▸ PROBLEM REQUIREMENTS
What does the report on Martin Weale's warning about the UK tax plan say, in two sentences?

▸ SELECTION
(Bloomberg) -- Former Bank of England policy maker Martin Weale said the UK government’s radical tax cutting plan to boost growth will “end in tears” with a run on the pound.

Weale, who previously served on the UK central bank’s Monetary Policy Committee and as director of the influential National Institute for Economics & Social Research, said stimulus for the economy at a time when inflation is running near its strongest in 40 years will end in a crisis. 

Asked whether Kwarteng would deliver his target of 2.5% annual GDP growth, Weale said, “Past history suggests not.”

“Other experiences where the chancellor has gone for growth ended in tears,” Weale said on Bloomberg Television. “I expect the same sort of thing will happen with Kwarteng’s policy. There will probably be a clear run on the pound, and then the bank will be forced to put up interest rates to stabilize the exchange rate.”

▸ DATASET EXCERPTS

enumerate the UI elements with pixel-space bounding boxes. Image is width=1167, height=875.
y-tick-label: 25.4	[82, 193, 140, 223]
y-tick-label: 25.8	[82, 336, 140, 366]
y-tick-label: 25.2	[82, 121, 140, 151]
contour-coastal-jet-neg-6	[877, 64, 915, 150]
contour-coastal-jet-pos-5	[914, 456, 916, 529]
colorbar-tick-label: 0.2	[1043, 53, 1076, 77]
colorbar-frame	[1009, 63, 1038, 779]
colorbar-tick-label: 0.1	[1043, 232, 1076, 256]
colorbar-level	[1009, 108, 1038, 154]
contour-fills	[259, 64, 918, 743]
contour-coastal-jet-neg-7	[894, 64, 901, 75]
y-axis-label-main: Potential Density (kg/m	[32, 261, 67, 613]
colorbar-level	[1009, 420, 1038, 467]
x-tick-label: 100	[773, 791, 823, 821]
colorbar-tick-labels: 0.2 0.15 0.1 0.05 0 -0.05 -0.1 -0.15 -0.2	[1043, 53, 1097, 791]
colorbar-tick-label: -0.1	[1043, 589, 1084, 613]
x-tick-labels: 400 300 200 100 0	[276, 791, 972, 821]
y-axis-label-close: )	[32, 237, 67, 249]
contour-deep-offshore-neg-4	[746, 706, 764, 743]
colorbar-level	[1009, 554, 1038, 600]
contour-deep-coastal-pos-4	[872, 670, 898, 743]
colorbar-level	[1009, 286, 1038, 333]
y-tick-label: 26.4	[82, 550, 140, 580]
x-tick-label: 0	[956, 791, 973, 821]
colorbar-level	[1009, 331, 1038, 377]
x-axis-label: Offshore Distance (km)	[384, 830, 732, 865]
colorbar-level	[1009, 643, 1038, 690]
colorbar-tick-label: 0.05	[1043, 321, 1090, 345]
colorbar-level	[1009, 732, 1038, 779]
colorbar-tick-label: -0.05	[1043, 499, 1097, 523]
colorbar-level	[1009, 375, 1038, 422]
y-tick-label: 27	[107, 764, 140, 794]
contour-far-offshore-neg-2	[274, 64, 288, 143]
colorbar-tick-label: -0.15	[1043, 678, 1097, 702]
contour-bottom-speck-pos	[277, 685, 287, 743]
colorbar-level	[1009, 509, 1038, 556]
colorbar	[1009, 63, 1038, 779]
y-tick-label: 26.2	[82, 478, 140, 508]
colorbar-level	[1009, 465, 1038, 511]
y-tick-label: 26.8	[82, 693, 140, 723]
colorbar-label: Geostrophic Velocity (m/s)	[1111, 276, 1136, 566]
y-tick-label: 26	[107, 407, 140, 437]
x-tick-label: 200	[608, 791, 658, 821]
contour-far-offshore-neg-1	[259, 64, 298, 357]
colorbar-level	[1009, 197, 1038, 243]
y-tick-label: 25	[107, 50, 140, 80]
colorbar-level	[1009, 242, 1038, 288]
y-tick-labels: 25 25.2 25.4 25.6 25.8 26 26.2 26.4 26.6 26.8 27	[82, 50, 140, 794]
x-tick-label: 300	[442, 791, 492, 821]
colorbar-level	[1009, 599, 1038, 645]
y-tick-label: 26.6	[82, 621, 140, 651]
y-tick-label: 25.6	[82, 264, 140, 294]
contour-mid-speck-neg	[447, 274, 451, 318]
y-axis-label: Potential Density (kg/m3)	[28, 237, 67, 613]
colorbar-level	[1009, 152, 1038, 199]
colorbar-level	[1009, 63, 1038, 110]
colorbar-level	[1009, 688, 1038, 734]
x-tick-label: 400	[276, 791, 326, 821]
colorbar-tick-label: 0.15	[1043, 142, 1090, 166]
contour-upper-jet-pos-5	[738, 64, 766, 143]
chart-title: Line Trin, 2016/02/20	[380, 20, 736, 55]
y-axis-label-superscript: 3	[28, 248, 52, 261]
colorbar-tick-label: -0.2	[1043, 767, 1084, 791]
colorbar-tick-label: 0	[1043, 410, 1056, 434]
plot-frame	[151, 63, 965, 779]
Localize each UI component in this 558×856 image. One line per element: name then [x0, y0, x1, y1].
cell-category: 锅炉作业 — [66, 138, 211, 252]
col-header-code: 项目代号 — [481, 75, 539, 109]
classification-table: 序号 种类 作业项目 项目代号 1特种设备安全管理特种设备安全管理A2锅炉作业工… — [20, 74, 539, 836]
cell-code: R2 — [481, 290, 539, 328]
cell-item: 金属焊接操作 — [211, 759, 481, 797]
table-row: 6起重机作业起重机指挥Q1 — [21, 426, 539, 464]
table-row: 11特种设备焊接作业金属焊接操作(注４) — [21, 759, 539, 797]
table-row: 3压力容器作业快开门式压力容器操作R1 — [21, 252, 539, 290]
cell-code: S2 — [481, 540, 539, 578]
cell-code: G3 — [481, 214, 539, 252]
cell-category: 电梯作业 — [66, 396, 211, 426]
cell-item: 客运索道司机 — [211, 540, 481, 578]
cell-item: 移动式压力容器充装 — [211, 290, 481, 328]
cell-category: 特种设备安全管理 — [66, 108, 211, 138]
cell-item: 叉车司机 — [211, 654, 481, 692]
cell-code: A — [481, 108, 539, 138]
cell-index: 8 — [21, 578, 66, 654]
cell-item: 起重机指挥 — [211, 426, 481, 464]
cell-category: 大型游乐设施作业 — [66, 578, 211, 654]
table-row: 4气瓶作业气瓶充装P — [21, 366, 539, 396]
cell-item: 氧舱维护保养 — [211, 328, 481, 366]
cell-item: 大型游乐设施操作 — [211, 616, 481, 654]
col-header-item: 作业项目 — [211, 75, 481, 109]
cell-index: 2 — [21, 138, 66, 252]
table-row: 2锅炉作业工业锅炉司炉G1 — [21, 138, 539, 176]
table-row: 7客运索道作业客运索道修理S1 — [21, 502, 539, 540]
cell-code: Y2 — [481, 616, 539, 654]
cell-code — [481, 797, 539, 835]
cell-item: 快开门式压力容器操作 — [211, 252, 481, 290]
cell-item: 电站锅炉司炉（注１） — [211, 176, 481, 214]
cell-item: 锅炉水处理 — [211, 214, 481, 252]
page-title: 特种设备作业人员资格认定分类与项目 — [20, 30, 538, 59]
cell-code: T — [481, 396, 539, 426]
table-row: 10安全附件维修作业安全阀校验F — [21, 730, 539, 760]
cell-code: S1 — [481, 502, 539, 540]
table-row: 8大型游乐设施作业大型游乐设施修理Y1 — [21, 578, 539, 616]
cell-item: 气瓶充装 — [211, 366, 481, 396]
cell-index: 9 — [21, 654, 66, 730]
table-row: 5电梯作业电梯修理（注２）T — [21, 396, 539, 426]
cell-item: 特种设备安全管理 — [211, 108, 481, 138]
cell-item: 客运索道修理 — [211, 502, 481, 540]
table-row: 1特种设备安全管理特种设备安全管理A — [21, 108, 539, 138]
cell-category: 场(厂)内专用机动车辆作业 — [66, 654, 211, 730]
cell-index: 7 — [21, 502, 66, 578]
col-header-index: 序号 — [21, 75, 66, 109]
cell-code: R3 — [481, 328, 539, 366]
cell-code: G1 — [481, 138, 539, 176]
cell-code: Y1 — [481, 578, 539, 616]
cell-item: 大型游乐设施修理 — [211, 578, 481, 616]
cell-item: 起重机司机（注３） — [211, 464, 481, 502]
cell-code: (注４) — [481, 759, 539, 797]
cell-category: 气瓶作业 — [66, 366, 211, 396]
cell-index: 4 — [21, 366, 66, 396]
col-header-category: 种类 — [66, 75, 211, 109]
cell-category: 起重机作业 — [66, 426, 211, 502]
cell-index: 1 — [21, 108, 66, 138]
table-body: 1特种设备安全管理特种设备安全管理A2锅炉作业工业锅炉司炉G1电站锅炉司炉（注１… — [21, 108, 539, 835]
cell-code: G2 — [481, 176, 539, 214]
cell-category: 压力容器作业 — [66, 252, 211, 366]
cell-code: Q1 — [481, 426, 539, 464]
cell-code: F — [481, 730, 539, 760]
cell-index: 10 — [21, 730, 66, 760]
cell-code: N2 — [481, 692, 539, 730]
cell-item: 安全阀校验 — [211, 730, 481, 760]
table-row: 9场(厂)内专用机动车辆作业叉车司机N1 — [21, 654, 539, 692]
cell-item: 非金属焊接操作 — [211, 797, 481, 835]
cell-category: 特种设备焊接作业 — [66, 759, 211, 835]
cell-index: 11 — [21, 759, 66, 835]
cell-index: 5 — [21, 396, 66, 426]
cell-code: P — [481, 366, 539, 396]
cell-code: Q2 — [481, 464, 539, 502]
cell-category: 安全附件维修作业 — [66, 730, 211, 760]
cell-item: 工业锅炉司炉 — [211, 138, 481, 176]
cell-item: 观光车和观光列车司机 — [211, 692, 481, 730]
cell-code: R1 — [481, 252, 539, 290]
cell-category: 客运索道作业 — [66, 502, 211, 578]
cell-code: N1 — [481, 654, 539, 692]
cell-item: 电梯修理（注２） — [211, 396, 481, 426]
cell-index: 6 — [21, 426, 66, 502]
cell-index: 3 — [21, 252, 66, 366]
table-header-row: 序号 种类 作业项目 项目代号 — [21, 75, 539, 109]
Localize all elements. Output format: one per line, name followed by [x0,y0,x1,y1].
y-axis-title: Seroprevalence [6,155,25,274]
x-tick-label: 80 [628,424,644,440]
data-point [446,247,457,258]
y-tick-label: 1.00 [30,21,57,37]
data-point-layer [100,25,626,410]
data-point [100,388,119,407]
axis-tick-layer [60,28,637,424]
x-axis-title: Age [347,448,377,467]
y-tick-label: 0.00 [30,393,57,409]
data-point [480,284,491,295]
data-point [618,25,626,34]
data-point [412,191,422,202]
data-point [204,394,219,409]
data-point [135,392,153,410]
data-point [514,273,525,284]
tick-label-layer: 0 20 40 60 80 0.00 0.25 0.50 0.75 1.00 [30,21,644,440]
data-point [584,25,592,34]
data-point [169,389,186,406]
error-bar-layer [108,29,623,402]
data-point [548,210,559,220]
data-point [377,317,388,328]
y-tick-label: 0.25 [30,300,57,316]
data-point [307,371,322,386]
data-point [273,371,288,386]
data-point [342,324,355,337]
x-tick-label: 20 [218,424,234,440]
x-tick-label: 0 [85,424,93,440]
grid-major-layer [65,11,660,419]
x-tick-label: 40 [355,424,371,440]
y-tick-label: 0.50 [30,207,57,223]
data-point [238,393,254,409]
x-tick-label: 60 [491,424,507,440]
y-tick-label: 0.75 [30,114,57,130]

▸ TASK RESULT
Former Bank of England policy maker Martin Weale said the UK government's radical tax-cutting plan to boost growth will "end in tears" with a run on the pound, and that stimulating the economy while inflation runs near its strongest in 40 years will end in a crisis. Citing past history, he doubted that Kwarteng would reach his target of 2.5% annual GDP growth, and he said there will probably be a clear run on the pound that forces the bank to raise interest rates to stabilize the exchange rate.